• What to do: Show all lines that include the string "полов"; copy each one.

• Material for this exercise:

....

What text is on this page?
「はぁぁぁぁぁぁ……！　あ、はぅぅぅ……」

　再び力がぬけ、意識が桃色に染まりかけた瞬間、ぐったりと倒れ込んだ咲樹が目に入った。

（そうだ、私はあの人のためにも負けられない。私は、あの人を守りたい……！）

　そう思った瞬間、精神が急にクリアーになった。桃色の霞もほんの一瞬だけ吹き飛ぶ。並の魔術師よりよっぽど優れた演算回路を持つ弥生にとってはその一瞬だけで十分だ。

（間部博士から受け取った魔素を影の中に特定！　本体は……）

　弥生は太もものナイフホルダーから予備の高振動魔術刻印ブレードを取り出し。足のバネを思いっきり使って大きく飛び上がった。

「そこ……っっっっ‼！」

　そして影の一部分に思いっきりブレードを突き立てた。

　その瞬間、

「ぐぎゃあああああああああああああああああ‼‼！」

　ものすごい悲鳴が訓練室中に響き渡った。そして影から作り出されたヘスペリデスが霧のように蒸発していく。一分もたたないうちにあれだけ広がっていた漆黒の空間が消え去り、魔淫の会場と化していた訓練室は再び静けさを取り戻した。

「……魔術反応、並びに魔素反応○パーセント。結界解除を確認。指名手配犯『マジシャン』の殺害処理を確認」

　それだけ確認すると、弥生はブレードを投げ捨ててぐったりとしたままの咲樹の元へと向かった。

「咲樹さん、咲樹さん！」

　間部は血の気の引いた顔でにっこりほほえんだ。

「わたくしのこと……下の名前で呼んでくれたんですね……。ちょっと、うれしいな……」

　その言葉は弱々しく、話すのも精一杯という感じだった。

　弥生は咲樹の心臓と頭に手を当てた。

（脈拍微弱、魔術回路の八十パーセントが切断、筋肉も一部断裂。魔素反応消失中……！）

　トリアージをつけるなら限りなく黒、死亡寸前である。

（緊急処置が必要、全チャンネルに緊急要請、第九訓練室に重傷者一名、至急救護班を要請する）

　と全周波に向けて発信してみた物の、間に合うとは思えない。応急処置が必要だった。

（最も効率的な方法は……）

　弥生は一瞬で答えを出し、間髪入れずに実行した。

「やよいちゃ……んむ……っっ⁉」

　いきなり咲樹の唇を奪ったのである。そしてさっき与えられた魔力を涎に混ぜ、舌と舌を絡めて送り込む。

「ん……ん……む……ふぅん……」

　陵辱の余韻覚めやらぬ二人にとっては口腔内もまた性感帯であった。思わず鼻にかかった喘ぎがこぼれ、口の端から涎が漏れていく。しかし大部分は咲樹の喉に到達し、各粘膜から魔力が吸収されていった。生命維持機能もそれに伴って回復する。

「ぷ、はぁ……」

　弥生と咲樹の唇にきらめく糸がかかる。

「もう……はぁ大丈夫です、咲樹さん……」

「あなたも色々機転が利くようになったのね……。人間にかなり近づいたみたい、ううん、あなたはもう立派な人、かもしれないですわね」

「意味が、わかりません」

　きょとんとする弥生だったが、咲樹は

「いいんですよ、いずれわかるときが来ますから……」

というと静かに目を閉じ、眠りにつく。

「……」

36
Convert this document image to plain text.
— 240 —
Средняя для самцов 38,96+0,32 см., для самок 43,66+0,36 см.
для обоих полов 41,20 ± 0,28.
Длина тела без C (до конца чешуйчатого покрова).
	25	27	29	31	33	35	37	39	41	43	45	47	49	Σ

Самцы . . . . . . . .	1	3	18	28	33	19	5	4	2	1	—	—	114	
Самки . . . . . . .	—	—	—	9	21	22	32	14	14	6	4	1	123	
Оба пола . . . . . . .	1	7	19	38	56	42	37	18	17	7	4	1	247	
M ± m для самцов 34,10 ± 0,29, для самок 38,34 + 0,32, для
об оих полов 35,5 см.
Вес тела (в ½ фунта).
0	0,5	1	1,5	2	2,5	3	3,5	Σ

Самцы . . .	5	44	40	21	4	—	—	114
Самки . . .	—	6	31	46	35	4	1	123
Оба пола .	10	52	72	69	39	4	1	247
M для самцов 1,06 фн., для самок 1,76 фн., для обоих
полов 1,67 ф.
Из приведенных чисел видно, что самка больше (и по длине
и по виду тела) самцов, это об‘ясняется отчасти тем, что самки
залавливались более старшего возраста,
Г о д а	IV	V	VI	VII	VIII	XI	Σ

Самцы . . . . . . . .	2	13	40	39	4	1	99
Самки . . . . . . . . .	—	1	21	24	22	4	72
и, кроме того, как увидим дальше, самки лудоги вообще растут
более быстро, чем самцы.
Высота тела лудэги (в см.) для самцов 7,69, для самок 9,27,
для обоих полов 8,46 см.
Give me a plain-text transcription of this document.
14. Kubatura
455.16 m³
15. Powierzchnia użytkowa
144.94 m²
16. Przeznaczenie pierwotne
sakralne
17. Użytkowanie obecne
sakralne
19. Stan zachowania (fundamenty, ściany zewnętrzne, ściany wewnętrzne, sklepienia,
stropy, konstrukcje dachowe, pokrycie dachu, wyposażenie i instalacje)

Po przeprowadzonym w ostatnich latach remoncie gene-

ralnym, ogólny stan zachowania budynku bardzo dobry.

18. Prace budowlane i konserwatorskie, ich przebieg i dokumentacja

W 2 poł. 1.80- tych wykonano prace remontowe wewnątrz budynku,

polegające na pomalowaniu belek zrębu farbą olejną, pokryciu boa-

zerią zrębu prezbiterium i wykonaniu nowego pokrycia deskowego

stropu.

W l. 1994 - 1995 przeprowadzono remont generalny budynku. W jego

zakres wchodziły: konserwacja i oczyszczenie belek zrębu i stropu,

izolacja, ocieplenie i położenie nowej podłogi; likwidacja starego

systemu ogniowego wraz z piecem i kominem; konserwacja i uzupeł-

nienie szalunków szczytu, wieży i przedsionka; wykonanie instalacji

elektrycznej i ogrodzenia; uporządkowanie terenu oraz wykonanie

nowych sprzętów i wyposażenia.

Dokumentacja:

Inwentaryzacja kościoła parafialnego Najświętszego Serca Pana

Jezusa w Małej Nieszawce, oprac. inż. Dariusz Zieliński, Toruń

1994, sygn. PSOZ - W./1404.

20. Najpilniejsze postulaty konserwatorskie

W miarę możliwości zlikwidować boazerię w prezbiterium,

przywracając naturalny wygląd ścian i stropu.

....

• Task solution:
для обоих полов 41,20 ± 0,28.
об оих полов 35,5 см.
полов 1,67 ф.
для обоих полов 8,46 см.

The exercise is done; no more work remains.